Work required. Look through the data and write out every line with the word "horizontal" in it.

Records from a collection of figures

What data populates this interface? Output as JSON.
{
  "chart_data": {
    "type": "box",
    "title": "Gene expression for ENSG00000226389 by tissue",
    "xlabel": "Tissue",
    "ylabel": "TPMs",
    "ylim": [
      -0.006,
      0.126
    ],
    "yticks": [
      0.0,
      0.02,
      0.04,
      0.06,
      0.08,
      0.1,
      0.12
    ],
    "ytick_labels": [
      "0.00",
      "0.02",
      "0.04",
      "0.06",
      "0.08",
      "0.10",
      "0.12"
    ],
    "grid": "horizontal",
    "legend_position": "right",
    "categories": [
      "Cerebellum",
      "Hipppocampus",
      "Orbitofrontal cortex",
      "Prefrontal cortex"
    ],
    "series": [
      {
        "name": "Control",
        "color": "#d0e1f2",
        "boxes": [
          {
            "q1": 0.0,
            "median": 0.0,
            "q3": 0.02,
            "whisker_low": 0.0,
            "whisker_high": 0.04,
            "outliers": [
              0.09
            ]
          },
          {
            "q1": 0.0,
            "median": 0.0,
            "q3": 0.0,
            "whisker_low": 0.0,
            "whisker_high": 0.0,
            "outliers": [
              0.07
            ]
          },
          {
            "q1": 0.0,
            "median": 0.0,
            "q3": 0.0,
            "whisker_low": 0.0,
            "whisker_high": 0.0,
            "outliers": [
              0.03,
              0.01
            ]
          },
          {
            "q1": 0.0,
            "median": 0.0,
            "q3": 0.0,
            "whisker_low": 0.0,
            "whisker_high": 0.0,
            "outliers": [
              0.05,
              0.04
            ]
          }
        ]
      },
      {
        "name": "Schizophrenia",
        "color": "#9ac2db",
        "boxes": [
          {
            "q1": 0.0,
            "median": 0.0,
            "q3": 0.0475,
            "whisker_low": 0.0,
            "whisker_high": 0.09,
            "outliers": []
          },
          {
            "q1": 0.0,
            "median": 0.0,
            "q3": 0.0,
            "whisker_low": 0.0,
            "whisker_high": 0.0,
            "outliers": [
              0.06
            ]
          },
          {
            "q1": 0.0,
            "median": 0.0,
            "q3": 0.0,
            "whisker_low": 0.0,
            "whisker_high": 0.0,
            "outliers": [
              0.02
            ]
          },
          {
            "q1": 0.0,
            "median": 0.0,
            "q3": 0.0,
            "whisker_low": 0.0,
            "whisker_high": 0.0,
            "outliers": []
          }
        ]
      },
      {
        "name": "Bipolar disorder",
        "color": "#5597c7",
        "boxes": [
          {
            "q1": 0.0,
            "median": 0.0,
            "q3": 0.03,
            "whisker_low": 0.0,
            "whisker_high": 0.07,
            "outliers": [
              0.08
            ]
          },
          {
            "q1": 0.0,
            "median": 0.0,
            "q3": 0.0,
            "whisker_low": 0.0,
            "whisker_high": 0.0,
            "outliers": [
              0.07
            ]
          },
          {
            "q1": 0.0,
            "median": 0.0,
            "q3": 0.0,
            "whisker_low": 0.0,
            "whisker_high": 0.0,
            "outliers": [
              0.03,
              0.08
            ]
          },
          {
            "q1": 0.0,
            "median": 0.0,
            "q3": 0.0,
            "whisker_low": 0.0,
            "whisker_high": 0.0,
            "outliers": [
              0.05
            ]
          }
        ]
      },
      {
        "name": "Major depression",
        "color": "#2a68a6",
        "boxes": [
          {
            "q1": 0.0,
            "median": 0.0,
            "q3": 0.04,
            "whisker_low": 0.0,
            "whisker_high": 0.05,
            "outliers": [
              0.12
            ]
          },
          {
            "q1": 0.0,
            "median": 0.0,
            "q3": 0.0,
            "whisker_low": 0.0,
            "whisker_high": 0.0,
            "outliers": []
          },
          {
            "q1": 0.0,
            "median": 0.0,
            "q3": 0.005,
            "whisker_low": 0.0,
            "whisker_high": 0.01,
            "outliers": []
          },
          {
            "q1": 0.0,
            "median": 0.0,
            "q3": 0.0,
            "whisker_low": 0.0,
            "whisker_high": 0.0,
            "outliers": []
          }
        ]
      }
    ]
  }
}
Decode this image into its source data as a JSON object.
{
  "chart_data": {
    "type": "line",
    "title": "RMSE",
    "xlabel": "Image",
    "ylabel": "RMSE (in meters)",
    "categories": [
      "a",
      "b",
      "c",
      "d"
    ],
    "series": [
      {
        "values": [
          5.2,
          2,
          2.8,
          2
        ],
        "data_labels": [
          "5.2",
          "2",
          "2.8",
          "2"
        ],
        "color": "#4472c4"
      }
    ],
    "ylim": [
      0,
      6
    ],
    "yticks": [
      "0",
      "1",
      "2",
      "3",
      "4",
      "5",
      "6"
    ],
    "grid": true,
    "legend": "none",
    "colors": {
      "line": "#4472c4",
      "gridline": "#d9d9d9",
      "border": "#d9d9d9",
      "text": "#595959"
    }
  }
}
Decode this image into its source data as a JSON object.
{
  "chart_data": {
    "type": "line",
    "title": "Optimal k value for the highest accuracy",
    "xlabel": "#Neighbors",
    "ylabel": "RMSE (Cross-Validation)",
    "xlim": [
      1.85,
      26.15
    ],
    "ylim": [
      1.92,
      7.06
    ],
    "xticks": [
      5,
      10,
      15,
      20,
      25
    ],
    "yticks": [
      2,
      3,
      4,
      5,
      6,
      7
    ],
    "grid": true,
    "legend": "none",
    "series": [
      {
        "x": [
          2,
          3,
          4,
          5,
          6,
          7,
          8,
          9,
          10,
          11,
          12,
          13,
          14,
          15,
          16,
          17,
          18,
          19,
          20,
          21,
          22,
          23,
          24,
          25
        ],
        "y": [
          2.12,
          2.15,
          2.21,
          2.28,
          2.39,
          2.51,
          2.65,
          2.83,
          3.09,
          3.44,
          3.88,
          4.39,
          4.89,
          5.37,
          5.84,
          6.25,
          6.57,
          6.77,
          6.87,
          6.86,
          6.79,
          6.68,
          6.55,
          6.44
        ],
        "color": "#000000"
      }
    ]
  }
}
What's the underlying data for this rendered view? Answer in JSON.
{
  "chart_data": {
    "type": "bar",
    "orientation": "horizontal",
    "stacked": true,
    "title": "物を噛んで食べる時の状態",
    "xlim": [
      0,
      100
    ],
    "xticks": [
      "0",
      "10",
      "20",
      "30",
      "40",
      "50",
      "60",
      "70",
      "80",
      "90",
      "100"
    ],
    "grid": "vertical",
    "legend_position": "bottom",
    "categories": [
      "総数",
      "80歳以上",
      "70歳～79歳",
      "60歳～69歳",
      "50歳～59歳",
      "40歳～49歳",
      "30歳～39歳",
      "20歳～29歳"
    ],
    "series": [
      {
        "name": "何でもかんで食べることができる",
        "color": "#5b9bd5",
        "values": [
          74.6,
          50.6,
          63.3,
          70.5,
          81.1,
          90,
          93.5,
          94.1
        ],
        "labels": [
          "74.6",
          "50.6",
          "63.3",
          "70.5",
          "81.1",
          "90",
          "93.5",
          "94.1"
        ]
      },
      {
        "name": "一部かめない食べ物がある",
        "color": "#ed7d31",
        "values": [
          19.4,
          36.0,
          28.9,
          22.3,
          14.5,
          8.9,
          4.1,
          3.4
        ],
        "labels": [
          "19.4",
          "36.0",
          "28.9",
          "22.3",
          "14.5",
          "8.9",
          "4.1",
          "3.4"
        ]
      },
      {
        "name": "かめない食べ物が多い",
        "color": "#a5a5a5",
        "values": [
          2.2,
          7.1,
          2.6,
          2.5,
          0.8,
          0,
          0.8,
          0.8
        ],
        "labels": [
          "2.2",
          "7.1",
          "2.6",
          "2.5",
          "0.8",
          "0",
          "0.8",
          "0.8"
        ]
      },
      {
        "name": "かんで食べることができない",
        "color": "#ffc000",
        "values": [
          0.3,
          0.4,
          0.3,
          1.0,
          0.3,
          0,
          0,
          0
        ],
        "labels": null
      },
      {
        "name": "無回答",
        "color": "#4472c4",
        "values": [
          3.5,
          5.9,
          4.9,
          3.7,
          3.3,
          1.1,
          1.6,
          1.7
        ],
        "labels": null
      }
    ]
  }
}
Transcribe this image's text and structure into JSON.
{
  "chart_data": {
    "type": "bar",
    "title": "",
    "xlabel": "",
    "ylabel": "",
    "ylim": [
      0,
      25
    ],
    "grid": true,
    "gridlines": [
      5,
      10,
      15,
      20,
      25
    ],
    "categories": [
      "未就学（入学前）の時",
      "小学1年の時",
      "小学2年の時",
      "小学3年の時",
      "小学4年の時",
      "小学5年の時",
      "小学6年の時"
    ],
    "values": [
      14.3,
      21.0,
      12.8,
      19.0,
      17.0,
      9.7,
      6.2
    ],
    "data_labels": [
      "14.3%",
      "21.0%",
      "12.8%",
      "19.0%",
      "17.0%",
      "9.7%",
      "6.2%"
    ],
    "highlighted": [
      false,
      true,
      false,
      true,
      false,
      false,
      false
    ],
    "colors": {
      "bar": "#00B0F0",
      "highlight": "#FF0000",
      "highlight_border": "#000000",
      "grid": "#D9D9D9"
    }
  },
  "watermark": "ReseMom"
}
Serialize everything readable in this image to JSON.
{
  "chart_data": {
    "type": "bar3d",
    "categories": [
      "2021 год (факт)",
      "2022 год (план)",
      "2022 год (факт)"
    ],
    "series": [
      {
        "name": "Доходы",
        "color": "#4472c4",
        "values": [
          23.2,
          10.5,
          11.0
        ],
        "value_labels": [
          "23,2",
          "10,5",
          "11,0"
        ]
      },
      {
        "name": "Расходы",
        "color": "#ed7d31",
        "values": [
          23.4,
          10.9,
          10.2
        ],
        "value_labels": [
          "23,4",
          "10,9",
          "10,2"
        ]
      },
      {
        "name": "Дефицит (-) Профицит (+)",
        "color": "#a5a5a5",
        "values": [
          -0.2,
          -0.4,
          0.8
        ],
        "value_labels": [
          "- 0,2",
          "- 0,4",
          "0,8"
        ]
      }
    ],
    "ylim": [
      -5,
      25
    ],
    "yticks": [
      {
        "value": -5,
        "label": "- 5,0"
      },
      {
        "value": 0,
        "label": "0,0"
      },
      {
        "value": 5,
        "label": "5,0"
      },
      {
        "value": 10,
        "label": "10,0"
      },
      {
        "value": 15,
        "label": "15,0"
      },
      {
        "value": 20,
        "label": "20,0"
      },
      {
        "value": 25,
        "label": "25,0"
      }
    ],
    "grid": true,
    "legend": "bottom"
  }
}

Final result.
    "grid": "horizontal",
    "orientation": "horizontal",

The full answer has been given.